**Task objective**
Give the count of lines in the data that include "Make", with no other words.

**Records from a collection of figures**
--------------------------------------------------
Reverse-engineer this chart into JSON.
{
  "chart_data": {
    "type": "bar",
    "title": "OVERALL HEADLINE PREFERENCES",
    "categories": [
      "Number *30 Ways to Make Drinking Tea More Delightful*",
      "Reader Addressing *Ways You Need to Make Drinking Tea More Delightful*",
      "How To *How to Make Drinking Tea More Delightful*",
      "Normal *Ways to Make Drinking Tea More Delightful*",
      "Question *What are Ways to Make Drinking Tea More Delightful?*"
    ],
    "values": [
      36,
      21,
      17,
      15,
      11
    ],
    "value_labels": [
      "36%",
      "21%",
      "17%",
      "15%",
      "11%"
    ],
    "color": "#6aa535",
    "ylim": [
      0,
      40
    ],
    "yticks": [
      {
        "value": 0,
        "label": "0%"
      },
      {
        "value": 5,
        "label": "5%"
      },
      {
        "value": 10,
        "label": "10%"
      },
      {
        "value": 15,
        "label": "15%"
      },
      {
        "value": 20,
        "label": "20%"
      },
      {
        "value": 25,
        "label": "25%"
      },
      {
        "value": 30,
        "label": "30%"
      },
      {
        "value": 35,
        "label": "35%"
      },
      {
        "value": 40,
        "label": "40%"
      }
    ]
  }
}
--------------------------------------------------
**Completed task**
5